▶ The problem
Your task is to repeat the listing exactly.

▶ Stored data
>> Start

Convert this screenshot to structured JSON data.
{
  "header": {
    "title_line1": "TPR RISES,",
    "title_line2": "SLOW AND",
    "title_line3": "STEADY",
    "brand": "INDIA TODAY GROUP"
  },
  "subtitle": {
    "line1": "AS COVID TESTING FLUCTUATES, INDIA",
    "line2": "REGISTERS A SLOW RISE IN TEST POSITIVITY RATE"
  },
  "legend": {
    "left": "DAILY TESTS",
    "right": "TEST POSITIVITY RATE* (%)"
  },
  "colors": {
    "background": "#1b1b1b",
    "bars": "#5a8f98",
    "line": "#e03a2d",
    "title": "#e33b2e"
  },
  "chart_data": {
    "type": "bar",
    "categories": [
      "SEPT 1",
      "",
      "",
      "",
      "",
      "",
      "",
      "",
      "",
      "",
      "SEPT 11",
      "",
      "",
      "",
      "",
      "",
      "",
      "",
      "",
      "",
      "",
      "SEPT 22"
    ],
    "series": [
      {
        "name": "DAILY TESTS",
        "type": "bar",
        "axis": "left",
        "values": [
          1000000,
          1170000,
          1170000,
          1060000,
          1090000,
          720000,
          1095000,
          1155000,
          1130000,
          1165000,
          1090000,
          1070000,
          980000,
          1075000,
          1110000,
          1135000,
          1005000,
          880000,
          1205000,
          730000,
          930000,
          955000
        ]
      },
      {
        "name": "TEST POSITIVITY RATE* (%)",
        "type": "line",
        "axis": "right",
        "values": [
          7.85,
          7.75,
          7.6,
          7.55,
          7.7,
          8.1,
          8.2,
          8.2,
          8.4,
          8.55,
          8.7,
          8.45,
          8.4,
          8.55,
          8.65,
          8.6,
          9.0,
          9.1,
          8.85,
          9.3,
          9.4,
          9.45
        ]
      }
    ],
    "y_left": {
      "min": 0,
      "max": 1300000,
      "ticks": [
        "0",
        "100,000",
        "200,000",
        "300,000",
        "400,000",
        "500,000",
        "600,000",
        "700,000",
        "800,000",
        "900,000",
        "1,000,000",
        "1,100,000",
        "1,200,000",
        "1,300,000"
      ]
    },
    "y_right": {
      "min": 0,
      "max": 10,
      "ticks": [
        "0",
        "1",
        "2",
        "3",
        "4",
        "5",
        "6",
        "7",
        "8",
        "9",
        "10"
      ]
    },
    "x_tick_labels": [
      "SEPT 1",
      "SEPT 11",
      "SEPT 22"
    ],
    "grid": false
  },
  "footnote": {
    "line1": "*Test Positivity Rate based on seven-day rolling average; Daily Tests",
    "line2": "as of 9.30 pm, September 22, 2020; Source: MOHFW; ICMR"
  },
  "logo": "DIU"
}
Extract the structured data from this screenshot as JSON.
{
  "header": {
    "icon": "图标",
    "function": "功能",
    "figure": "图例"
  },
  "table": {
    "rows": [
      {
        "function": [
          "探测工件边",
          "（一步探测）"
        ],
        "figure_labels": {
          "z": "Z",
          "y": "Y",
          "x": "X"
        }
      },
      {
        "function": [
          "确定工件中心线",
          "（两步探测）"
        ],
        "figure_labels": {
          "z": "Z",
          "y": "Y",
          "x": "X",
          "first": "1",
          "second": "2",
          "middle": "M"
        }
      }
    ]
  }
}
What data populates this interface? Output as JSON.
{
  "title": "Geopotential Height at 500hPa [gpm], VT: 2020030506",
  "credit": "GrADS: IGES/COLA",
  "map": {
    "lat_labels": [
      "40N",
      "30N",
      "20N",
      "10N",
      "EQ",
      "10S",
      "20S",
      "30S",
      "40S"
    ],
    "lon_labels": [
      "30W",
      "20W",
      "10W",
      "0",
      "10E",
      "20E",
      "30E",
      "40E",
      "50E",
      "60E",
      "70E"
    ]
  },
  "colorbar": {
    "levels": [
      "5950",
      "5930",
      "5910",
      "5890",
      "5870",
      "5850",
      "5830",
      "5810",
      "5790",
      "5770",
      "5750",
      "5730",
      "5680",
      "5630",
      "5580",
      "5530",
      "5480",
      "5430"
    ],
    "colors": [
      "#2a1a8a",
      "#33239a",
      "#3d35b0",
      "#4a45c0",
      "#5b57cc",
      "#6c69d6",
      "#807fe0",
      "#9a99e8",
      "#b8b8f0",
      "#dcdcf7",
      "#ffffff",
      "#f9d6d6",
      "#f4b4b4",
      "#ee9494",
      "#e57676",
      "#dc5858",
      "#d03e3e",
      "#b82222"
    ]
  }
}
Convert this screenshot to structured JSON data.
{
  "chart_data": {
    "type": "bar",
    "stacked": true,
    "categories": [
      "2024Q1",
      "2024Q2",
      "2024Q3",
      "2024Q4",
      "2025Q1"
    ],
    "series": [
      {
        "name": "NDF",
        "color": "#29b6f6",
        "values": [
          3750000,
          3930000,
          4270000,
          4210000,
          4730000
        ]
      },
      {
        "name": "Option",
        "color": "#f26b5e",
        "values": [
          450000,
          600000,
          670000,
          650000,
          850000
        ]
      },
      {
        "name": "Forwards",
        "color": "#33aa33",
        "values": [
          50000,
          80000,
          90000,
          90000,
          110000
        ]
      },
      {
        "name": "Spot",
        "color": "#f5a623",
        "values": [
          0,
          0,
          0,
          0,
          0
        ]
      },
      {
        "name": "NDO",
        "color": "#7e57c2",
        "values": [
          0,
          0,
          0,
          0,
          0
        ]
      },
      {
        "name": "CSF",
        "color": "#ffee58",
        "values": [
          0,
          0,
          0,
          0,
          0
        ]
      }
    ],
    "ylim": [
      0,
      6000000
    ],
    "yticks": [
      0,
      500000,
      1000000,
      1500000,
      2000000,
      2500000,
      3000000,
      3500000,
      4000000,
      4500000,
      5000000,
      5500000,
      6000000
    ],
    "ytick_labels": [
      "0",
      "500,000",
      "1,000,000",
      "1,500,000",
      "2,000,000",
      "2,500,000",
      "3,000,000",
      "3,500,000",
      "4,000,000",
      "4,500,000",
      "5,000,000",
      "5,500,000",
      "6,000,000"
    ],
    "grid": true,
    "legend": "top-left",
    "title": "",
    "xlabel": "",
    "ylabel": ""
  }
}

>> End

▶ Response to the exercise
Convert this screenshot to structured JSON data.
{
  "header": {
    "title_line1": "TPR RISES,",
    "title_line2": "SLOW AND",
    "title_line3": "STEADY",
    "brand": "INDIA TODAY GROUP"
  },
  "subtitle": {
    "line1": "AS COVID TESTING FLUCTUATES, INDIA",
    "line2": "REGISTERS A SLOW RISE IN TEST POSITIVITY RATE"
  },
  "legend": {
    "left": "DAILY TESTS",
    "right": "TEST POSITIVITY RATE* (%)"
  },
  "colors": {
    "background": "#1b1b1b",
    "bars": "#5a8f98",
    "line": "#e03a2d",
    "title": "#e33b2e"
  },
  "chart_data": {
    "type": "bar",
    "categories": [
      "SEPT 1",
      "",
      "",
      "",
      "",
      "",
      "",
      "",
      "",
      "",
      "SEPT 11",
      "",
      "",
      "",
      "",
      "",
      "",
      "",
      "",
      "",
      "",
      "SEPT 22"
    ],
    "series": [
      {
        "name": "DAILY TESTS",
        "type": "bar",
        "axis": "left",
        "values": [
          1000000,
          1170000,
          1170000,
          1060000,
          1090000,
          720000,
          1095000,
          1155000,
          1130000,
          1165000,
          1090000,
          1070000,
          980000,
          1075000,
          1110000,
          1135000,
          1005000,
          880000,
          1205000,
          730000,
          930000,
          955000
        ]
      },
      {
        "name": "TEST POSITIVITY RATE* (%)",
        "type": "line",
        "axis": "right",
        "values": [
          7.85,
          7.75,
          7.6,
          7.55,
          7.7,
          8.1,
          8.2,
          8.2,
          8.4,
          8.55,
          8.7,
          8.45,
          8.4,
          8.55,
          8.65,
          8.6,
          9.0,
          9.1,
          8.85,
          9.3,
          9.4,
          9.45
        ]
      }
    ],
    "y_left": {
      "min": 0,
      "max": 1300000,
      "ticks": [
        "0",
        "100,000",
        "200,000",
        "300,000",
        "400,000",
        "500,000",
        "600,000",
        "700,000",
        "800,000",
        "900,000",
        "1,000,000",
        "1,100,000",
        "1,200,000",
        "1,300,000"
      ]
    },
    "y_right": {
      "min": 0,
      "max": 10,
      "ticks": [
        "0",
        "1",
        "2",
        "3",
        "4",
        "5",
        "6",
        "7",
        "8",
        "9",
        "10"
      ]
    },
    "x_tick_labels": [
      "SEPT 1",
      "SEPT 11",
      "SEPT 22"
    ],
    "grid": false
  },
  "footnote": {
    "line1": "*Test Positivity Rate based on seven-day rolling average; Daily Tests",
    "line2": "as of 9.30 pm, September 22, 2020; Source: MOHFW; ICMR"
  },
  "logo": "DIU"
}
Extract the structured data from this screenshot as JSON.
{
  "header": {
    "icon": "图标",
    "function": "功能",
    "figure": "图例"
  },
  "table": {
    "rows": [
      {
        "function": [
          "探测工件边",
          "（一步探测）"
        ],
        "figure_labels": {
          "z": "Z",
          "y": "Y",
          "x": "X"
        }
      },
      {
        "function": [
          "确定工件中心线",
          "（两步探测）"
        ],
        "figure_labels": {
          "z": "Z",
          "y": "Y",
          "x": "X",
          "first": "1",
          "second": "2",
          "middle": "M"
        }
      }
    ]
  }
}
What data populates this interface? Output as JSON.
{
  "title": "Geopotential Height at 500hPa [gpm], VT: 2020030506",
  "credit": "GrADS: IGES/COLA",
  "map": {
    "lat_labels": [
      "40N",
      "30N",
      "20N",
      "10N",
      "EQ",
      "10S",
      "20S",
      "30S",
      "40S"
    ],
    "lon_labels": [
      "30W",
      "20W",
      "10W",
      "0",
      "10E",
      "20E",
      "30E",
      "40E",
      "50E",
      "60E",
      "70E"
    ]
  },
  "colorbar": {
    "levels": [
      "5950",
      "5930",
      "5910",
      "5890",
      "5870",
      "5850",
      "5830",
      "5810",
      "5790",
      "5770",
      "5750",
      "5730",
      "5680",
      "5630",
      "5580",
      "5530",
      "5480",
      "5430"
    ],
    "colors": [
      "#2a1a8a",
      "#33239a",
      "#3d35b0",
      "#4a45c0",
      "#5b57cc",
      "#6c69d6",
      "#807fe0",
      "#9a99e8",
      "#b8b8f0",
      "#dcdcf7",
      "#ffffff",
      "#f9d6d6",
      "#f4b4b4",
      "#ee9494",
      "#e57676",
      "#dc5858",
      "#d03e3e",
      "#b82222"
    ]
  }
}
Convert this screenshot to structured JSON data.
{
  "chart_data": {
    "type": "bar",
    "stacked": true,
    "categories": [
      "2024Q1",
      "2024Q2",
      "2024Q3",
      "2024Q4",
      "2025Q1"
    ],
    "series": [
      {
        "name": "NDF",
        "color": "#29b6f6",
        "values": [
          3750000,
          3930000,
          4270000,
          4210000,
          4730000
        ]
      },
      {
        "name": "Option",
        "color": "#f26b5e",
        "values": [
          450000,
          600000,
          670000,
          650000,
          850000
        ]
      },
      {
        "name": "Forwards",
        "color": "#33aa33",
        "values": [
          50000,
          80000,
          90000,
          90000,
          110000
        ]
      },
      {
        "name": "Spot",
        "color": "#f5a623",
        "values": [
          0,
          0,
          0,
          0,
          0
        ]
      },
      {
        "name": "NDO",
        "color": "#7e57c2",
        "values": [
          0,
          0,
          0,
          0,
          0
        ]
      },
      {
        "name": "CSF",
        "color": "#ffee58",
        "values": [
          0,
          0,
          0,
          0,
          0
        ]
      }
    ],
    "ylim": [
      0,
      6000000
    ],
    "yticks": [
      0,
      500000,
      1000000,
      1500000,
      2000000,
      2500000,
      3000000,
      3500000,
      4000000,
      4500000,
      5000000,
      5500000,
      6000000
    ],
    "ytick_labels": [
      "0",
      "500,000",
      "1,000,000",
      "1,500,000",
      "2,000,000",
      "2,500,000",
      "3,000,000",
      "3,500,000",
      "4,000,000",
      "4,500,000",
      "5,000,000",
      "5,500,000",
      "6,000,000"
    ],
    "grid": true,
    "legend": "top-left",
    "title": "",
    "xlabel": "",
    "ylabel": ""
  }
}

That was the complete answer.